» **WRITTEN INSTRUCTION**:
Search the data for the string "this" and extract every line where it appears.

» **DATA EXCERPTS**:
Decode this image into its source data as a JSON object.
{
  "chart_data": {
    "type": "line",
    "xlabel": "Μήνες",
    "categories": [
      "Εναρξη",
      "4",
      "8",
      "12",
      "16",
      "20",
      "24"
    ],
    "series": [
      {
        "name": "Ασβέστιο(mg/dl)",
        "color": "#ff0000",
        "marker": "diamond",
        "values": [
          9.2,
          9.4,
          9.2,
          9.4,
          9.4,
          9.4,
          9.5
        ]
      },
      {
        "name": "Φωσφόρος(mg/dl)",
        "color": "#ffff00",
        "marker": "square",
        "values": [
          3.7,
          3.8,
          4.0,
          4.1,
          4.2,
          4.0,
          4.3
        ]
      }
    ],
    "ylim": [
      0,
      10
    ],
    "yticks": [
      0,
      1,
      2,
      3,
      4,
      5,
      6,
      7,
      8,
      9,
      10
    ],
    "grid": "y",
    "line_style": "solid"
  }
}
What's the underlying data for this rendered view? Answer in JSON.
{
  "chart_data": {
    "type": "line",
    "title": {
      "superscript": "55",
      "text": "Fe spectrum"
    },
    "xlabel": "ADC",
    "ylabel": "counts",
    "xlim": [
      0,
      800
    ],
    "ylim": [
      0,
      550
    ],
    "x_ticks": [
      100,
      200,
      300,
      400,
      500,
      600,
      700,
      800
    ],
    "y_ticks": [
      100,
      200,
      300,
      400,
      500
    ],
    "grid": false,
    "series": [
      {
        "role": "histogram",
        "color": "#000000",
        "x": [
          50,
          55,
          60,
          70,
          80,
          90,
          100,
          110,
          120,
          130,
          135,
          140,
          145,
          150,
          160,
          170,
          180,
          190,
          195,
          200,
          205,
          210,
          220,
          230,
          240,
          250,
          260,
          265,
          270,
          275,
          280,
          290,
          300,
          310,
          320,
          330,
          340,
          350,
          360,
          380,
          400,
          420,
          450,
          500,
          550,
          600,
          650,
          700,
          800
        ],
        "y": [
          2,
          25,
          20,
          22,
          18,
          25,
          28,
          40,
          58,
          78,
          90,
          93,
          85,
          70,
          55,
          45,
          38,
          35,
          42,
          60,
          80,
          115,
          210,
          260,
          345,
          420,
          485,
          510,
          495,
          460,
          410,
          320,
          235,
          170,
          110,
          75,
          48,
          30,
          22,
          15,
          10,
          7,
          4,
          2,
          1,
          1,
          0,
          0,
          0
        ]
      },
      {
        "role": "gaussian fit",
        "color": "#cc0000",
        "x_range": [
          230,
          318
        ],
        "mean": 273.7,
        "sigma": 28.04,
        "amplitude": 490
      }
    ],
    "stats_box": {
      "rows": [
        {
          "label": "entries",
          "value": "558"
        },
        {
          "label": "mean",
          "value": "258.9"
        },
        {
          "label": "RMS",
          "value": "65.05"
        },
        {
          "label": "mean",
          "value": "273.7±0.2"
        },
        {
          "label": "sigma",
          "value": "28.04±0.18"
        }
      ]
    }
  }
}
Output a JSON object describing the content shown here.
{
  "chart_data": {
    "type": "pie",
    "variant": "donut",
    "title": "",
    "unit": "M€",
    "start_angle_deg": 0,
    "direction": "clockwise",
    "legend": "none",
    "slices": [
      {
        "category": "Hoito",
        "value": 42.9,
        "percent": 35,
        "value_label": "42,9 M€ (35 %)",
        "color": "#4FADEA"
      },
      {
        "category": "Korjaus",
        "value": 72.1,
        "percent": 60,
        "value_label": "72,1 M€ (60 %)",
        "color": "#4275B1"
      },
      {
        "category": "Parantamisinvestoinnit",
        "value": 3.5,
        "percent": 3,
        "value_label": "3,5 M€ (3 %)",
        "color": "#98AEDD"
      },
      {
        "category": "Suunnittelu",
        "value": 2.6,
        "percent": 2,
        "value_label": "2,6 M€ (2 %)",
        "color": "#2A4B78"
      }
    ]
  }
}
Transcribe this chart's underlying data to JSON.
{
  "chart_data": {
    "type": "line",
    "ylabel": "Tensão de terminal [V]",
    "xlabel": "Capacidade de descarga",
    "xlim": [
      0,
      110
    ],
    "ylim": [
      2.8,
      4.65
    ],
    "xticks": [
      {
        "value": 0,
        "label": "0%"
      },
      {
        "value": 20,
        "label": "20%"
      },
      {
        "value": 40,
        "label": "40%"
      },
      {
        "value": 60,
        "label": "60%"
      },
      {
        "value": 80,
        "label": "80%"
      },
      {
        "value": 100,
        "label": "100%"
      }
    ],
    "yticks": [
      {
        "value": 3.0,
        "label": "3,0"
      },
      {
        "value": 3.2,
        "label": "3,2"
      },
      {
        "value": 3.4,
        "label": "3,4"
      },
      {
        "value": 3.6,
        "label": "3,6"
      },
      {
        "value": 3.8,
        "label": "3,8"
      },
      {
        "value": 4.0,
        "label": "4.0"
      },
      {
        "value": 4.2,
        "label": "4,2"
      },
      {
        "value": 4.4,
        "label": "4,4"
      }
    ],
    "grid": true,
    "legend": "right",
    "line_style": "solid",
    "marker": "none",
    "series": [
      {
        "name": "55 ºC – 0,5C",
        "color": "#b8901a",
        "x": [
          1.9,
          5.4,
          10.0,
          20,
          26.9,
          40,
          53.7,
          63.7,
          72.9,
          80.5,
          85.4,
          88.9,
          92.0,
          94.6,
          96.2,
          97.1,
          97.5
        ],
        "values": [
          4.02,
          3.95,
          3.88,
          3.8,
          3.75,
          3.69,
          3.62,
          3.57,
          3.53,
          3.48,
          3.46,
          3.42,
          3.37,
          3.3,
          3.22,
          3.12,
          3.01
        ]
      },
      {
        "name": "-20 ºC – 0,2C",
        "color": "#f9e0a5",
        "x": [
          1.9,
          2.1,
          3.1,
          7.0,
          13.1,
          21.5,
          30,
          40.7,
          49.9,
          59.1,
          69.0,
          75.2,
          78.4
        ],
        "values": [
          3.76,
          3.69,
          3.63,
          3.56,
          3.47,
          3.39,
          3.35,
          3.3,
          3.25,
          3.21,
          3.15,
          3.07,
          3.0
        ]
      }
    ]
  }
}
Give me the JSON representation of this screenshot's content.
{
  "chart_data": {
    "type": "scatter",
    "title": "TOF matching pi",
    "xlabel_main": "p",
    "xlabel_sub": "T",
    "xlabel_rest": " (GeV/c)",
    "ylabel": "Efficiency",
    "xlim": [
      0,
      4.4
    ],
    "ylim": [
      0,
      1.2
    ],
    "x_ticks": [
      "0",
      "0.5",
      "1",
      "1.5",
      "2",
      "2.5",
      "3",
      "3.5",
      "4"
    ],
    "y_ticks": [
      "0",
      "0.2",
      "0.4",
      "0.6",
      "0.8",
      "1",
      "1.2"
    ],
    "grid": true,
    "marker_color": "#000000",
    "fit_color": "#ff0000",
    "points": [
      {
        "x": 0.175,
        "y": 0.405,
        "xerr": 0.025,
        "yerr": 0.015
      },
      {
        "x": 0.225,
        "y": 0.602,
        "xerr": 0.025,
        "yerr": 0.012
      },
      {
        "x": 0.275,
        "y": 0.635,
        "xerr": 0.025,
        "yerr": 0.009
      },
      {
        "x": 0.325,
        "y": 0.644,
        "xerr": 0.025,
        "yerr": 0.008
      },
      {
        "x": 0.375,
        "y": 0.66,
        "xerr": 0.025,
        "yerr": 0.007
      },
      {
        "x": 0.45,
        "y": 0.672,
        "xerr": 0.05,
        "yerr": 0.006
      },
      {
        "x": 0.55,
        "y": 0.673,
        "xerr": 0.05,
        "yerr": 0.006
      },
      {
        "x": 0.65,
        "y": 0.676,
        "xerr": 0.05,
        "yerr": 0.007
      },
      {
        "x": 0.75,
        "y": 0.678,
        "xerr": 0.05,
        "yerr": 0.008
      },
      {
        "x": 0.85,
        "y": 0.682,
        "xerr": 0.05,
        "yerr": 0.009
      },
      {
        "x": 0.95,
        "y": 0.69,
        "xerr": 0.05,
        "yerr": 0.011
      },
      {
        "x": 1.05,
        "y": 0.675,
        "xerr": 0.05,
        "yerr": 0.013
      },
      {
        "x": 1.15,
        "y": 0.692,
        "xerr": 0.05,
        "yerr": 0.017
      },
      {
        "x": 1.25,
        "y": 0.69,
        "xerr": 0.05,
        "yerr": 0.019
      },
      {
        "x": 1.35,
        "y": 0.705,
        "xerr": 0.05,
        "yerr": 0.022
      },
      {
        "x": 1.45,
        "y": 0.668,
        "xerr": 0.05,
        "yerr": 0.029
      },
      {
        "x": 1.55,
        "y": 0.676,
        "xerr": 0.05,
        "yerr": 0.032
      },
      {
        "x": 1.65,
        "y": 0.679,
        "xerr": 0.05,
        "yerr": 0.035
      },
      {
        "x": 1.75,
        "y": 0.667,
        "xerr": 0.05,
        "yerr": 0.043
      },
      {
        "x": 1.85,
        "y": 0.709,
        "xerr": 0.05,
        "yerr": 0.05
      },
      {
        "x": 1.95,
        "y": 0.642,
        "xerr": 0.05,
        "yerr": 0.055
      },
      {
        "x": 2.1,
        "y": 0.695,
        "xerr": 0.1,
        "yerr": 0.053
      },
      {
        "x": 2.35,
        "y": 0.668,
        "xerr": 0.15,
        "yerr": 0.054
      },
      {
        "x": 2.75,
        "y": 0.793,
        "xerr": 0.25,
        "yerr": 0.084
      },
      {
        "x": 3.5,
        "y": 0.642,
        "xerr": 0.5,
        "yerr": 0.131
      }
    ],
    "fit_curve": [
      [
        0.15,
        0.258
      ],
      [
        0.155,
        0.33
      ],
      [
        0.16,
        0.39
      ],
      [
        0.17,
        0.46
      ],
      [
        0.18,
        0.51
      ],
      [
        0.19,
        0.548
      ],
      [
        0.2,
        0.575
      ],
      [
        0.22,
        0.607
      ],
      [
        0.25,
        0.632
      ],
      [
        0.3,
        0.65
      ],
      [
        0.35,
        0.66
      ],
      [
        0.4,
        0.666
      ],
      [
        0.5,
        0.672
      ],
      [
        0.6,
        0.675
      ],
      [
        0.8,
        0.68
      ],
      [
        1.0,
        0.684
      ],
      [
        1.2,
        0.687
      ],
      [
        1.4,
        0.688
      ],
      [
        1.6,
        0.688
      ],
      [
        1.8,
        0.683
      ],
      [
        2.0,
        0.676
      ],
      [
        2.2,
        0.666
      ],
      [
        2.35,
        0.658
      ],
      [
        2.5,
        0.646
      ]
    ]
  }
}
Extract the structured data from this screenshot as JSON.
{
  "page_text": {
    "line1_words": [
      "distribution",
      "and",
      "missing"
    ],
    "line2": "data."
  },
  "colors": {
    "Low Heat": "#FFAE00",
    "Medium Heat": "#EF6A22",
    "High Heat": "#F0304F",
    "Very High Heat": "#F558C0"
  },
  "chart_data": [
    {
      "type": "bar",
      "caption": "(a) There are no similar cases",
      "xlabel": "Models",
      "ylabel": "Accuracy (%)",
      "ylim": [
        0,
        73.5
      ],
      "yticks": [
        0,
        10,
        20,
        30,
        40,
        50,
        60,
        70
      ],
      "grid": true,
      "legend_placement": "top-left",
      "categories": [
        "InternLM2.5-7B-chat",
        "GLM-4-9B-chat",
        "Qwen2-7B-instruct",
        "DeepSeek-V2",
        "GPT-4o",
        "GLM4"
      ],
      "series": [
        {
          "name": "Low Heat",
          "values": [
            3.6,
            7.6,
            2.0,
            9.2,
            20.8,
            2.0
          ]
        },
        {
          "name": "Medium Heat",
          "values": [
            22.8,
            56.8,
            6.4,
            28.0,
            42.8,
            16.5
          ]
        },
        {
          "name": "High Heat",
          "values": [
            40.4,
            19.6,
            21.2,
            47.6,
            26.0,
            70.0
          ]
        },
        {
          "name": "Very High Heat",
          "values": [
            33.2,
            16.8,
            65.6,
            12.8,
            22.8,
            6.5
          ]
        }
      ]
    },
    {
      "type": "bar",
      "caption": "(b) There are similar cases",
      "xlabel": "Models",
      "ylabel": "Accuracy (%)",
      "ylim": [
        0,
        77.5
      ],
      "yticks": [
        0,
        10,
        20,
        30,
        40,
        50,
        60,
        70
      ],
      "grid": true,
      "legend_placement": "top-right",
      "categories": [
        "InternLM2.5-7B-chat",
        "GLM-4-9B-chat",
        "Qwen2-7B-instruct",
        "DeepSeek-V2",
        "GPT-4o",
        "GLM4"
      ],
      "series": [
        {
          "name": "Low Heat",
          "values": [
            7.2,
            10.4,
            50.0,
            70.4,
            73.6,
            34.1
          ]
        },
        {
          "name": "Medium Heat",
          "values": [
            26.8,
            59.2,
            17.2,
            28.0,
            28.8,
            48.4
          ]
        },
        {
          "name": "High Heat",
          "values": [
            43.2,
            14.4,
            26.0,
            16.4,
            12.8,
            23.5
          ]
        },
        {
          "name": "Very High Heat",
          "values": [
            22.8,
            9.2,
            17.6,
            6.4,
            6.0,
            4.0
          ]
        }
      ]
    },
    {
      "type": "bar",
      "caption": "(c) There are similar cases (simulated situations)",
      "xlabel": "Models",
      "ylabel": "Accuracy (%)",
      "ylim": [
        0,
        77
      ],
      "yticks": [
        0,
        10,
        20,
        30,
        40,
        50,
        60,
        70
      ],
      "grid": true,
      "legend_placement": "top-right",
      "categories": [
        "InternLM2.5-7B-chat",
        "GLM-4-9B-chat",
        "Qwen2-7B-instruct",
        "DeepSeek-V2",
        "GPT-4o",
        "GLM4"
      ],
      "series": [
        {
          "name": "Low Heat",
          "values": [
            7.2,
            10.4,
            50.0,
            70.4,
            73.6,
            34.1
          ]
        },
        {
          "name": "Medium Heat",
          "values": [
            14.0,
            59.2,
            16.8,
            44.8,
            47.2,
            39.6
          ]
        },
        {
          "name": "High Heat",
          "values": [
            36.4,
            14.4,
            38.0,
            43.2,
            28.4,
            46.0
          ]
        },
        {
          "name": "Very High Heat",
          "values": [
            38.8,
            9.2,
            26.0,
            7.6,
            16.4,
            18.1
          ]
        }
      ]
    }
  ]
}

» **WORKED ANSWER**:
Decode this image into its source data as a JSON object.
What's the underlying data for this rendered view? Answer in JSON.
Transcribe this chart's underlying data to JSON.
Give me the JSON representation of this screenshot's content.
Extract the structured data from this screenshot as JSON.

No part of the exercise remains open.